The task >>
Write every line of the material out exactly as shown.

.....

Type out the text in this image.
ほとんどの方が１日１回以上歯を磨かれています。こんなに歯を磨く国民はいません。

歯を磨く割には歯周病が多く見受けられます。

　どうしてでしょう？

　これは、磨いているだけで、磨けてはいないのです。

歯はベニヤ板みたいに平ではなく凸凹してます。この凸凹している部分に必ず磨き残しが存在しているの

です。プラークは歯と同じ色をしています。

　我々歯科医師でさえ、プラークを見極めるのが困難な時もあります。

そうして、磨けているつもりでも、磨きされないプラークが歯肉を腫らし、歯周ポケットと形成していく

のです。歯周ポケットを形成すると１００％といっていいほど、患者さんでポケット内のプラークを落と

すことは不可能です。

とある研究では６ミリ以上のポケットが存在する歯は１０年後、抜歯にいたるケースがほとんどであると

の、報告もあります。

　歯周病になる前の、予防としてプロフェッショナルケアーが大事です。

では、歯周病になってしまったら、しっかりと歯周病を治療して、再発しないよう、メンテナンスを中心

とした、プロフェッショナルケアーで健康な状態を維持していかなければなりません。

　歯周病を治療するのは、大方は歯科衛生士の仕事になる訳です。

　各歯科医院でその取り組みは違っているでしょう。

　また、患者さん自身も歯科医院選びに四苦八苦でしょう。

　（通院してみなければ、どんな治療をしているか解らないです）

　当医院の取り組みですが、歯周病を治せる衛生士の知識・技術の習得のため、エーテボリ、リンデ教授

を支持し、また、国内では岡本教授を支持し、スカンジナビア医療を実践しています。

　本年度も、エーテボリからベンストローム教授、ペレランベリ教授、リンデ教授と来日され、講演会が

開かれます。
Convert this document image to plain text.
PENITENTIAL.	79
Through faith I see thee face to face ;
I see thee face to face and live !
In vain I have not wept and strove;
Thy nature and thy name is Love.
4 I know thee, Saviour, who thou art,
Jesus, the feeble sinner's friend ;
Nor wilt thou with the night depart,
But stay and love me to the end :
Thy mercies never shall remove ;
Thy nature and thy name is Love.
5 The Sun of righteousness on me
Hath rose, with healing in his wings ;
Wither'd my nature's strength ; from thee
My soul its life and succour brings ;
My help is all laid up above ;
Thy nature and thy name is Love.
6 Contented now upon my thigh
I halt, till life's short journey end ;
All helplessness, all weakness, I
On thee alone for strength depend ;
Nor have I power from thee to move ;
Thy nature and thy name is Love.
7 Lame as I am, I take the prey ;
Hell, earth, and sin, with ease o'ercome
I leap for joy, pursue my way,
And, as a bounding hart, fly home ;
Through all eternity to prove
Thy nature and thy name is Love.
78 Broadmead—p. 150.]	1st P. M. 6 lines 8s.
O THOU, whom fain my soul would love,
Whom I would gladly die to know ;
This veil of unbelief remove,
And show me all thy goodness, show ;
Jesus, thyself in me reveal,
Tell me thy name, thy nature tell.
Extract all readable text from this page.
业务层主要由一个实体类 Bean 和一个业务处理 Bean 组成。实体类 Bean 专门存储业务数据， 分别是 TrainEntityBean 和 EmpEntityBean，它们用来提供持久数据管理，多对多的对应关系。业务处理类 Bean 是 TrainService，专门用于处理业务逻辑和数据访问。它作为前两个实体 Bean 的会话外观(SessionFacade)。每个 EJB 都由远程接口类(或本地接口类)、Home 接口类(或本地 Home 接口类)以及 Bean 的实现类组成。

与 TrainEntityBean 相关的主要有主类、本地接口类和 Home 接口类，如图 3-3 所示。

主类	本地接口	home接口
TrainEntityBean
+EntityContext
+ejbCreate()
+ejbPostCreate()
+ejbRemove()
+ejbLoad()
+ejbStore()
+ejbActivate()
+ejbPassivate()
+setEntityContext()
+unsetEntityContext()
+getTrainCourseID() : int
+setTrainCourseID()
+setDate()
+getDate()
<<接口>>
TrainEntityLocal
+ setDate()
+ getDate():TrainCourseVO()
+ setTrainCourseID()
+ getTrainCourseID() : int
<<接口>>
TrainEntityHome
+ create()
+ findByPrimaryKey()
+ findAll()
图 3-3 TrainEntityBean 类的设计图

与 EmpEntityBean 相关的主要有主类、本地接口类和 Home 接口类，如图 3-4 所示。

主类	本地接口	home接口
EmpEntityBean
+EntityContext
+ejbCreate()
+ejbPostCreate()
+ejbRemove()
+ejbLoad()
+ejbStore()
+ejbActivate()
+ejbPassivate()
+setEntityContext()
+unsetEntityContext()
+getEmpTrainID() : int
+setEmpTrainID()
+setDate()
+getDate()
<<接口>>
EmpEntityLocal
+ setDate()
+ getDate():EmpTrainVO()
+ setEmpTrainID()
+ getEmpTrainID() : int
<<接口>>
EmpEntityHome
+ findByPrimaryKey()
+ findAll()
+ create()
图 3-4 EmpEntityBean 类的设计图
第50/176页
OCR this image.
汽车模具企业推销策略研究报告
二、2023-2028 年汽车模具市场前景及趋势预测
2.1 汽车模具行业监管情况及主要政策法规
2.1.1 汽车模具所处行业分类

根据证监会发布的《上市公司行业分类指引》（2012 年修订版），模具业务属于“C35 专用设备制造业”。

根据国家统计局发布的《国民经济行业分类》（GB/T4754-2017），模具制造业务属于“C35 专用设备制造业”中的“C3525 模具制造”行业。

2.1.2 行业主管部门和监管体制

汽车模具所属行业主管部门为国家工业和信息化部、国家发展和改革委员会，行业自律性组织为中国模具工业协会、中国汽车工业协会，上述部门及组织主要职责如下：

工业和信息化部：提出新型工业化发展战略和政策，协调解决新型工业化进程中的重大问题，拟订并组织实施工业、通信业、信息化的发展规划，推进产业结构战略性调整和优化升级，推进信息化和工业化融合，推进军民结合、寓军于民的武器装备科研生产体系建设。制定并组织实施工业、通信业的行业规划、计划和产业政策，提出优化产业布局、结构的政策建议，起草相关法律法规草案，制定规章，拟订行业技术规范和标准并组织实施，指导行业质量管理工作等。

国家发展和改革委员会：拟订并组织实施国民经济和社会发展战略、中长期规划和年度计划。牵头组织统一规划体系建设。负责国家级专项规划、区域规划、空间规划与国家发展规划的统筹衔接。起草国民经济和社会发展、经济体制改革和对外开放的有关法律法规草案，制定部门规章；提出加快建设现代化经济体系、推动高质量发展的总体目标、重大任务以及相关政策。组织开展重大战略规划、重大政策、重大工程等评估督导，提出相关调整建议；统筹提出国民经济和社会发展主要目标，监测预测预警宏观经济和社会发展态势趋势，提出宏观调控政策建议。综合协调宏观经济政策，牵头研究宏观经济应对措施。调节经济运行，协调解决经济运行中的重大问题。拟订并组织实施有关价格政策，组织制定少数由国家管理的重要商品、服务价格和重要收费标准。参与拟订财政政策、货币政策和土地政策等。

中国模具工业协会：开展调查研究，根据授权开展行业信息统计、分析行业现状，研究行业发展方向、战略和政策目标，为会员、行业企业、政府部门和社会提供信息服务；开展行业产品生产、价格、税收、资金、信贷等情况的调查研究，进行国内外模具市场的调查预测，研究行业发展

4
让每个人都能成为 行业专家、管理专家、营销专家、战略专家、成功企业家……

.....

Output of the task >>
Type out the text in this image.
ほとんどの方が１日１回以上歯を磨かれています。こんなに歯を磨く国民はいません。

歯を磨く割には歯周病が多く見受けられます。

　どうしてでしょう？

　これは、磨いているだけで、磨けてはいないのです。

歯はベニヤ板みたいに平ではなく凸凹してます。この凸凹している部分に必ず磨き残しが存在しているの

です。プラークは歯と同じ色をしています。

　我々歯科医師でさえ、プラークを見極めるのが困難な時もあります。

そうして、磨けているつもりでも、磨きされないプラークが歯肉を腫らし、歯周ポケットと形成していく

のです。歯周ポケットを形成すると１００％といっていいほど、患者さんでポケット内のプラークを落と

すことは不可能です。

とある研究では６ミリ以上のポケットが存在する歯は１０年後、抜歯にいたるケースがほとんどであると

の、報告もあります。

　歯周病になる前の、予防としてプロフェッショナルケアーが大事です。

では、歯周病になってしまったら、しっかりと歯周病を治療して、再発しないよう、メンテナンスを中心

とした、プロフェッショナルケアーで健康な状態を維持していかなければなりません。

　歯周病を治療するのは、大方は歯科衛生士の仕事になる訳です。

　各歯科医院でその取り組みは違っているでしょう。

　また、患者さん自身も歯科医院選びに四苦八苦でしょう。

　（通院してみなければ、どんな治療をしているか解らないです）

　当医院の取り組みですが、歯周病を治せる衛生士の知識・技術の習得のため、エーテボリ、リンデ教授

を支持し、また、国内では岡本教授を支持し、スカンジナビア医療を実践しています。

　本年度も、エーテボリからベンストローム教授、ペレランベリ教授、リンデ教授と来日され、講演会が

開かれます。
Convert this document image to plain text.
PENITENTIAL.	79
Through faith I see thee face to face ;
I see thee face to face and live !
In vain I have not wept and strove;
Thy nature and thy name is Love.
4 I know thee, Saviour, who thou art,
Jesus, the feeble sinner's friend ;
Nor wilt thou with the night depart,
But stay and love me to the end :
Thy mercies never shall remove ;
Thy nature and thy name is Love.
5 The Sun of righteousness on me
Hath rose, with healing in his wings ;
Wither'd my nature's strength ; from thee
My soul its life and succour brings ;
My help is all laid up above ;
Thy nature and thy name is Love.
6 Contented now upon my thigh
I halt, till life's short journey end ;
All helplessness, all weakness, I
On thee alone for strength depend ;
Nor have I power from thee to move ;
Thy nature and thy name is Love.
7 Lame as I am, I take the prey ;
Hell, earth, and sin, with ease o'ercome
I leap for joy, pursue my way,
And, as a bounding hart, fly home ;
Through all eternity to prove
Thy nature and thy name is Love.
78 Broadmead—p. 150.]	1st P. M. 6 lines 8s.
O THOU, whom fain my soul would love,
Whom I would gladly die to know ;
This veil of unbelief remove,
And show me all thy goodness, show ;
Jesus, thyself in me reveal,
Tell me thy name, thy nature tell.
Extract all readable text from this page.
业务层主要由一个实体类 Bean 和一个业务处理 Bean 组成。实体类 Bean 专门存储业务数据， 分别是 TrainEntityBean 和 EmpEntityBean，它们用来提供持久数据管理，多对多的对应关系。业务处理类 Bean 是 TrainService，专门用于处理业务逻辑和数据访问。它作为前两个实体 Bean 的会话外观(SessionFacade)。每个 EJB 都由远程接口类(或本地接口类)、Home 接口类(或本地 Home 接口类)以及 Bean 的实现类组成。

与 TrainEntityBean 相关的主要有主类、本地接口类和 Home 接口类，如图 3-3 所示。

主类	本地接口	home接口
TrainEntityBean
+EntityContext
+ejbCreate()
+ejbPostCreate()
+ejbRemove()
+ejbLoad()
+ejbStore()
+ejbActivate()
+ejbPassivate()
+setEntityContext()
+unsetEntityContext()
+getTrainCourseID() : int
+setTrainCourseID()
+setDate()
+getDate()
<<接口>>
TrainEntityLocal
+ setDate()
+ getDate():TrainCourseVO()
+ setTrainCourseID()
+ getTrainCourseID() : int
<<接口>>
TrainEntityHome
+ create()
+ findByPrimaryKey()
+ findAll()
图 3-3 TrainEntityBean 类的设计图

与 EmpEntityBean 相关的主要有主类、本地接口类和 Home 接口类，如图 3-4 所示。

主类	本地接口	home接口
EmpEntityBean
+EntityContext
+ejbCreate()
+ejbPostCreate()
+ejbRemove()
+ejbLoad()
+ejbStore()
+ejbActivate()
+ejbPassivate()
+setEntityContext()
+unsetEntityContext()
+getEmpTrainID() : int
+setEmpTrainID()
+setDate()
+getDate()
<<接口>>
EmpEntityLocal
+ setDate()
+ getDate():EmpTrainVO()
+ setEmpTrainID()
+ getEmpTrainID() : int
<<接口>>
EmpEntityHome
+ findByPrimaryKey()
+ findAll()
+ create()
图 3-4 EmpEntityBean 类的设计图
第50/176页
OCR this image.
汽车模具企业推销策略研究报告
二、2023-2028 年汽车模具市场前景及趋势预测
2.1 汽车模具行业监管情况及主要政策法规
2.1.1 汽车模具所处行业分类

根据证监会发布的《上市公司行业分类指引》（2012 年修订版），模具业务属于“C35 专用设备制造业”。

根据国家统计局发布的《国民经济行业分类》（GB/T4754-2017），模具制造业务属于“C35 专用设备制造业”中的“C3525 模具制造”行业。

2.1.2 行业主管部门和监管体制

汽车模具所属行业主管部门为国家工业和信息化部、国家发展和改革委员会，行业自律性组织为中国模具工业协会、中国汽车工业协会，上述部门及组织主要职责如下：

工业和信息化部：提出新型工业化发展战略和政策，协调解决新型工业化进程中的重大问题，拟订并组织实施工业、通信业、信息化的发展规划，推进产业结构战略性调整和优化升级，推进信息化和工业化融合，推进军民结合、寓军于民的武器装备科研生产体系建设。制定并组织实施工业、通信业的行业规划、计划和产业政策，提出优化产业布局、结构的政策建议，起草相关法律法规草案，制定规章，拟订行业技术规范和标准并组织实施，指导行业质量管理工作等。

国家发展和改革委员会：拟订并组织实施国民经济和社会发展战略、中长期规划和年度计划。牵头组织统一规划体系建设。负责国家级专项规划、区域规划、空间规划与国家发展规划的统筹衔接。起草国民经济和社会发展、经济体制改革和对外开放的有关法律法规草案，制定部门规章；提出加快建设现代化经济体系、推动高质量发展的总体目标、重大任务以及相关政策。组织开展重大战略规划、重大政策、重大工程等评估督导，提出相关调整建议；统筹提出国民经济和社会发展主要目标，监测预测预警宏观经济和社会发展态势趋势，提出宏观调控政策建议。综合协调宏观经济政策，牵头研究宏观经济应对措施。调节经济运行，协调解决经济运行中的重大问题。拟订并组织实施有关价格政策，组织制定少数由国家管理的重要商品、服务价格和重要收费标准。参与拟订财政政策、货币政策和土地政策等。

中国模具工业协会：开展调查研究，根据授权开展行业信息统计、分析行业现状，研究行业发展方向、战略和政策目标，为会员、行业企业、政府部门和社会提供信息服务；开展行业产品生产、价格、税收、资金、信贷等情况的调查研究，进行国内外模具市场的调查预测，研究行业发展

4
让每个人都能成为 行业专家、管理专家、营销专家、战略专家、成功企业家……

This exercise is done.